# EXERCISE REQUIREMENTS
Your task is to print every entry below exactly as given.

Figure collection entries:
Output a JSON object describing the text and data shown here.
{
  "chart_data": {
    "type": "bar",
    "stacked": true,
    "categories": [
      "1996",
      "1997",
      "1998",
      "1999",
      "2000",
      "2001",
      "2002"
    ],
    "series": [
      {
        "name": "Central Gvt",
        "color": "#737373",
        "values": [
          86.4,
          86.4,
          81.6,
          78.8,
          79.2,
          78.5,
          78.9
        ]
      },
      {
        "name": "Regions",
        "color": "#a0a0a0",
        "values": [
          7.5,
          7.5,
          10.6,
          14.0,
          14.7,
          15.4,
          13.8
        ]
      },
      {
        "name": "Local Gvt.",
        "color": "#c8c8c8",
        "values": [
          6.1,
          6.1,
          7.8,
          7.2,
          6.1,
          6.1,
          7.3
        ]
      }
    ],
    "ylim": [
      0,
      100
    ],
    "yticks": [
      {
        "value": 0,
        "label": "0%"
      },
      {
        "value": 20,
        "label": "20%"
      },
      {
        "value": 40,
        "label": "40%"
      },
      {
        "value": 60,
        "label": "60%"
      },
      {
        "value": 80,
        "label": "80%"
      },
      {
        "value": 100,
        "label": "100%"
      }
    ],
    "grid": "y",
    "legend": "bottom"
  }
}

# SOLVED EXERCISE
Output a JSON object describing the text and data shown here.
{
  "chart_data": {
    "type": "bar",
    "stacked": true,
    "categories": [
      "1996",
      "1997",
      "1998",
      "1999",
      "2000",
      "2001",
      "2002"
    ],
    "series": [
      {
        "name": "Central Gvt",
        "color": "#737373",
        "values": [
          86.4,
          86.4,
          81.6,
          78.8,
          79.2,
          78.5,
          78.9
        ]
      },
      {
        "name": "Regions",
        "color": "#a0a0a0",
        "values": [
          7.5,
          7.5,
          10.6,
          14.0,
          14.7,
          15.4,
          13.8
        ]
      },
      {
        "name": "Local Gvt.",
        "color": "#c8c8c8",
        "values": [
          6.1,
          6.1,
          7.8,
          7.2,
          6.1,
          6.1,
          7.3
        ]
      }
    ],
    "ylim": [
      0,
      100
    ],
    "yticks": [
      {
        "value": 0,
        "label": "0%"
      },
      {
        "value": 20,
        "label": "20%"
      },
      {
        "value": 40,
        "label": "40%"
      },
      {
        "value": 60,
        "label": "60%"
      },
      {
        "value": 80,
        "label": "80%"
      },
      {
        "value": 100,
        "label": "100%"
      }
    ],
    "grid": "y",
    "legend": "bottom"
  }
}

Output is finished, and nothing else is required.